◆ Ejercicio A: Reproduce sin cambios las líneas de los registros que van desde el comienzo hasta la línea que contiene "strip-label: 2010 [287, 19, 340, 46]", ambas incluidas.

◆ Pasaje citado:
▼▼▼

Buscando una nieta, encontró decenas, cientos de miles de jóvenes y no tanto, que acompañaban, también buscaban, y la abrazaban en lo alto de la montaña de la cual, inevitablemente, volvería a caer. Es una enorme tristeza que Clara Anahí no haya podido conocer a su abuela, combatiente contra todas las formas del olvido. Es una enorme tristeza. Pero puede ser peor. Podría ser una inmensa tragedia. Y lo trágico es cuando dejamos que nuestros destinos, nuestros anhelos, nuestros deseos, sean gerenciados, capturados, manipulados por los dioses de la vida, habitualmente miserable, y de la muerte, habitualmente cruel.

Chica Mariani es a mi criterio, y no la conocí personalmente, una forma de lucha contra la cultura represora. Es la decisión de poner siempre el dedo en el enchufe. Aunque sepamos que la electricidad pueda quemarnos. Es la búsqueda de la victoria, pero es también no culparnos cuando encontramos la derrota.

▲▲▲

◆ Datos extraídos:
▼▼▼

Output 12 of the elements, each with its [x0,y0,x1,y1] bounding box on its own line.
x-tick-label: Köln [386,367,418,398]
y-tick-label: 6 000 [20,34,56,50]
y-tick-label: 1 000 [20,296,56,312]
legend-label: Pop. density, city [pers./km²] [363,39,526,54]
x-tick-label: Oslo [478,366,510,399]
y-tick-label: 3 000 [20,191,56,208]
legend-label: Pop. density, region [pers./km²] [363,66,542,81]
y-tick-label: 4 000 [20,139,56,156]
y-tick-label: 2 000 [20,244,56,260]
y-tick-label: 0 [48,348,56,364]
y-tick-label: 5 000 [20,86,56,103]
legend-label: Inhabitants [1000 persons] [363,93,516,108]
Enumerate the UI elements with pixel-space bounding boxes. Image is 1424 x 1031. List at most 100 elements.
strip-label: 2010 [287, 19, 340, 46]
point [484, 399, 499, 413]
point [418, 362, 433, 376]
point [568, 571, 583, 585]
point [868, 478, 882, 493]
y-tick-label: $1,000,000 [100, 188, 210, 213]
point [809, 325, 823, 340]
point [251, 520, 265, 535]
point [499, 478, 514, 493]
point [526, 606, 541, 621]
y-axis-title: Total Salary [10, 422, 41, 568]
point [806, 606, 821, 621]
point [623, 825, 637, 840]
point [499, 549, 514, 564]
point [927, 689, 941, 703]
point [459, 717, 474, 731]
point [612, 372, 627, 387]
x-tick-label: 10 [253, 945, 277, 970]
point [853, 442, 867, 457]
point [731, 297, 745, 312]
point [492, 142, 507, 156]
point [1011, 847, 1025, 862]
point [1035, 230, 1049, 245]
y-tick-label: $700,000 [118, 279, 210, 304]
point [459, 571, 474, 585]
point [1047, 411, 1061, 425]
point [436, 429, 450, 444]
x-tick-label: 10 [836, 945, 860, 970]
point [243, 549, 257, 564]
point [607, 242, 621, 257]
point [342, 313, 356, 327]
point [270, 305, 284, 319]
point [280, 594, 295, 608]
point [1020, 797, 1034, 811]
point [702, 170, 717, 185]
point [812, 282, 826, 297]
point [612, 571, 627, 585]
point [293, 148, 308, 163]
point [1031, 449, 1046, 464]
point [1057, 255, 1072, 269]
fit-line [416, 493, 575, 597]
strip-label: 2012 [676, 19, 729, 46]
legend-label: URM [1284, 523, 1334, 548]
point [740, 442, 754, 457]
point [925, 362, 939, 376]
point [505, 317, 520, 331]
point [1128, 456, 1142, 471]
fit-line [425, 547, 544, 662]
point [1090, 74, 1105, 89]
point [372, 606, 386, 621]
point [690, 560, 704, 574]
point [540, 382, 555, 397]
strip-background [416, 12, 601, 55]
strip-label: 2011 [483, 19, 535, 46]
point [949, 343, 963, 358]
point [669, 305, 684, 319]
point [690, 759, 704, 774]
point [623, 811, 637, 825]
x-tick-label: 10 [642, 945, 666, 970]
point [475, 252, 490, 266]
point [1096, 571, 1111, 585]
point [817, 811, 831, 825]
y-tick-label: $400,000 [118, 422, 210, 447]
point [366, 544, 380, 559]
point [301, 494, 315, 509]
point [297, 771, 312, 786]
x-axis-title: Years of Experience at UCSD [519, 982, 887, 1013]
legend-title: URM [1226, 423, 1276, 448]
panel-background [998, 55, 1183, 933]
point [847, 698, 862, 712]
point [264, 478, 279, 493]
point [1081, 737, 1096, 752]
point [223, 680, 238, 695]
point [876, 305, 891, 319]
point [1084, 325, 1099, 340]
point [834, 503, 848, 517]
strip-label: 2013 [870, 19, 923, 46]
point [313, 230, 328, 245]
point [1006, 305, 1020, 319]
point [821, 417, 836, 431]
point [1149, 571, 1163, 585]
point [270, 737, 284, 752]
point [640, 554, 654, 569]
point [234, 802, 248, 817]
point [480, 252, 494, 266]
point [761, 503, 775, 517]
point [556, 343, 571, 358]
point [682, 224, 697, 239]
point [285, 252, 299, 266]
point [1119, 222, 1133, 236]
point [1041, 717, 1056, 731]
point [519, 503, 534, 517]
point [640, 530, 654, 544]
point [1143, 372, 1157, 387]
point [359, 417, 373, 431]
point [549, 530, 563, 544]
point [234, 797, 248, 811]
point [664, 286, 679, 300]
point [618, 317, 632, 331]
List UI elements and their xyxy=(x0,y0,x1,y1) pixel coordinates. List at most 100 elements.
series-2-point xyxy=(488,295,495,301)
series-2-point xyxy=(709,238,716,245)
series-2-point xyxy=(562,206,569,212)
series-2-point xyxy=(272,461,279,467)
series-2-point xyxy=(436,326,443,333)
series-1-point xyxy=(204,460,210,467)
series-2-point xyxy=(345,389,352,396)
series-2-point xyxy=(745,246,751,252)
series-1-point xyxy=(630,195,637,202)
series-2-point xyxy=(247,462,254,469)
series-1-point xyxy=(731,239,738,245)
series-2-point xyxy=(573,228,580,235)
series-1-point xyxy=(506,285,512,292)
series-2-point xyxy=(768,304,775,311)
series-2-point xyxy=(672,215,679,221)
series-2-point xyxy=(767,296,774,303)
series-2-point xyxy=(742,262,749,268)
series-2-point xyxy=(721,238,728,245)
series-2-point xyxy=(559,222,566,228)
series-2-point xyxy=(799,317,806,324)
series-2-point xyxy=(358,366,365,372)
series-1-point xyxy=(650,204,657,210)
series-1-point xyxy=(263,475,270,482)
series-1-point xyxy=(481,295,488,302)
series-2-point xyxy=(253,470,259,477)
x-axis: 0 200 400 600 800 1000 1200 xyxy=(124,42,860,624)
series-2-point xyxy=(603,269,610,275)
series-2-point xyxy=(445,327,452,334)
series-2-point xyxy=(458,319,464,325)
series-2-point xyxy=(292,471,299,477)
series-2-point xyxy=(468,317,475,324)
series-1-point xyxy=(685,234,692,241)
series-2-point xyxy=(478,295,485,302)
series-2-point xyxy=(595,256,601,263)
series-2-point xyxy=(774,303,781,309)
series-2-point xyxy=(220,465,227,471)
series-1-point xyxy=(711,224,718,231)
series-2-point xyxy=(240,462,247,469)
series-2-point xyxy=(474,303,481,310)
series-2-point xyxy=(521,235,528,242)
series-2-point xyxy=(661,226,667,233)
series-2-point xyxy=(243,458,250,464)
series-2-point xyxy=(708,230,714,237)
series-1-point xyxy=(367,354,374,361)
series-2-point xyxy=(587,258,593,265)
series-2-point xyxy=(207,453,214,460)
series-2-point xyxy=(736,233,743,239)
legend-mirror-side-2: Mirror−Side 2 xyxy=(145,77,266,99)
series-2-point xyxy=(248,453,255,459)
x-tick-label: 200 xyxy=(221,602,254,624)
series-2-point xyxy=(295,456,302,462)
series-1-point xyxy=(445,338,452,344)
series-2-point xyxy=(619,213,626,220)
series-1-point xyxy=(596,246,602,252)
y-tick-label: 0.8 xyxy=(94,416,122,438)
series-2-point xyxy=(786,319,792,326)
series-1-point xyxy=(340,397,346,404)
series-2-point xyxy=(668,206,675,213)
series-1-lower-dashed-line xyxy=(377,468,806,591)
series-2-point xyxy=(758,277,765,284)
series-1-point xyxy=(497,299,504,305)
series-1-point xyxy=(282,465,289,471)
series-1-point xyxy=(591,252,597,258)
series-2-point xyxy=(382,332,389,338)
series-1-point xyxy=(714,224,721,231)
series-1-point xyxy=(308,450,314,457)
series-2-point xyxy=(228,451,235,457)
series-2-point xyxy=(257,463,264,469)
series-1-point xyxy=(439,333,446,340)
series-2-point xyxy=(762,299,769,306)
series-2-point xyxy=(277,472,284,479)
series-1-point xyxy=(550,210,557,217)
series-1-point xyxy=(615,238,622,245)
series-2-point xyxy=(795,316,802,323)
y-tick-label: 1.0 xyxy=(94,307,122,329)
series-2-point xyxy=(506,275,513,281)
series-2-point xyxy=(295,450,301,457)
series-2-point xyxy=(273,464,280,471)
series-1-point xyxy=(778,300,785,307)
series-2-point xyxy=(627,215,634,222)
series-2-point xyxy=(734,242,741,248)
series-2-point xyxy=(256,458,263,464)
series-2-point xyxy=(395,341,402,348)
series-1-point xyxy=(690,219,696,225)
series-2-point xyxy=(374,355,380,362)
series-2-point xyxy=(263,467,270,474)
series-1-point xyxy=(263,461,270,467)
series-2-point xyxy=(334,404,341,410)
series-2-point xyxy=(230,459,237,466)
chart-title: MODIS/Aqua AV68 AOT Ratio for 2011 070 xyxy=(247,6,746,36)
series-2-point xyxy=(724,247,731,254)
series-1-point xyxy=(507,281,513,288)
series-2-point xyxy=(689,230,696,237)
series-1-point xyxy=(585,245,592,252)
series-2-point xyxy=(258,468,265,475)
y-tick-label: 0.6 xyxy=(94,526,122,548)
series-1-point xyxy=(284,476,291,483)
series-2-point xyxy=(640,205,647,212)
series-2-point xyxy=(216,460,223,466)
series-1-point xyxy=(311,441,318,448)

▲▲▲

◆ Ejercicio B: Según el pasaje sobre Chica Mariani, ¿qué decisión es ella?

◆ Respuesta correcta A:
Output 12 of the elements, each with its [x0,y0,x1,y1] bounding box on its own line.
x-tick-label: Köln [386,367,418,398]
y-tick-label: 6 000 [20,34,56,50]
y-tick-label: 1 000 [20,296,56,312]
legend-label: Pop. density, city [pers./km²] [363,39,526,54]
x-tick-label: Oslo [478,366,510,399]
y-tick-label: 3 000 [20,191,56,208]
legend-label: Pop. density, region [pers./km²] [363,66,542,81]
y-tick-label: 4 000 [20,139,56,156]
y-tick-label: 2 000 [20,244,56,260]
y-tick-label: 0 [48,348,56,364]
y-tick-label: 5 000 [20,86,56,103]
legend-label: Inhabitants [1000 persons] [363,93,516,108]
Enumerate the UI elements with pixel-space bounding boxes. Image is 1424 x 1031. List at most 100 elements.
strip-label: 2010 [287, 19, 340, 46]

◆ Respuesta correcta B: La decisión de poner siempre el dedo en el enchufe.